Among the entries below, find how many lines carry the word "JSON" and state only that figure.

(Dataset entries)
========

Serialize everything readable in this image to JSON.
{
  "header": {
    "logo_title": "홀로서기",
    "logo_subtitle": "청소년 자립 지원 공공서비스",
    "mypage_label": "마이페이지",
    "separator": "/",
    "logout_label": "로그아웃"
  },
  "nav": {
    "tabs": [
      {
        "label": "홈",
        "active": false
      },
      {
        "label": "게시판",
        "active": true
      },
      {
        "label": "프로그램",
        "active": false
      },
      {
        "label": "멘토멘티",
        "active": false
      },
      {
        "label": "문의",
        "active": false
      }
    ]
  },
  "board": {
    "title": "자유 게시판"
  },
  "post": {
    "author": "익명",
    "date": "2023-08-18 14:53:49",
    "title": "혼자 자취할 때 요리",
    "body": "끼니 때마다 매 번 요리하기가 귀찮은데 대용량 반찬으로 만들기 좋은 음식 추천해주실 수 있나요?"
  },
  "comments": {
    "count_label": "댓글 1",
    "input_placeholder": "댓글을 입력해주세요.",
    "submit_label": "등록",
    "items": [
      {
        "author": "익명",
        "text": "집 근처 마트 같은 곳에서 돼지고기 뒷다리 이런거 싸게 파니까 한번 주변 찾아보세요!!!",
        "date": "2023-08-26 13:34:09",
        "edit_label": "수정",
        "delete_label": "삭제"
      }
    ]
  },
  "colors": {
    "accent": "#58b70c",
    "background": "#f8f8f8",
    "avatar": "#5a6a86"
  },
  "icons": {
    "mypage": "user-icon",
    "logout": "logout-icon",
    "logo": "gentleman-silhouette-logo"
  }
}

========

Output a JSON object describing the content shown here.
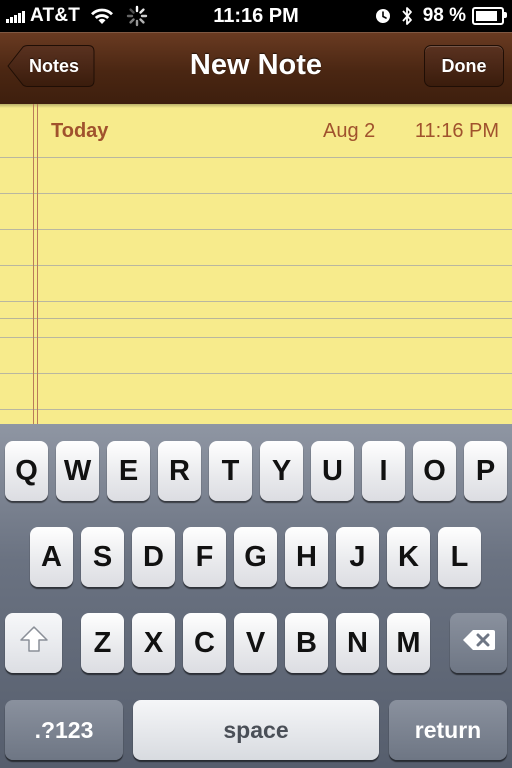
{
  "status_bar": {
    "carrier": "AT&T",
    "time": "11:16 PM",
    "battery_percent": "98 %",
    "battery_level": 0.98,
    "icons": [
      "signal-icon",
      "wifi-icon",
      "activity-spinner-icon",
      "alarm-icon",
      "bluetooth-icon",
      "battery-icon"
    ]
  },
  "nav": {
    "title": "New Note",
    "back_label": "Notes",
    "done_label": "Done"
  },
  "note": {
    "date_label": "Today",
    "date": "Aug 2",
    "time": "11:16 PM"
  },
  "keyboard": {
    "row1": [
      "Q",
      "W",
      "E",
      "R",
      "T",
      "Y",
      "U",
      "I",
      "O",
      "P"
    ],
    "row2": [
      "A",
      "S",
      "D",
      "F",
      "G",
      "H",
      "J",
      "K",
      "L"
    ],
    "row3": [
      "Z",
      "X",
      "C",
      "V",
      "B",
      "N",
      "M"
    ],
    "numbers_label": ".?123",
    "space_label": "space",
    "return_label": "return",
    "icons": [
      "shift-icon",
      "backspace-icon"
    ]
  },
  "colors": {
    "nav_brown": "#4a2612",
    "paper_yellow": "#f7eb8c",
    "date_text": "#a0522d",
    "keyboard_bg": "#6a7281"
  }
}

========

- **Problem solution**:
2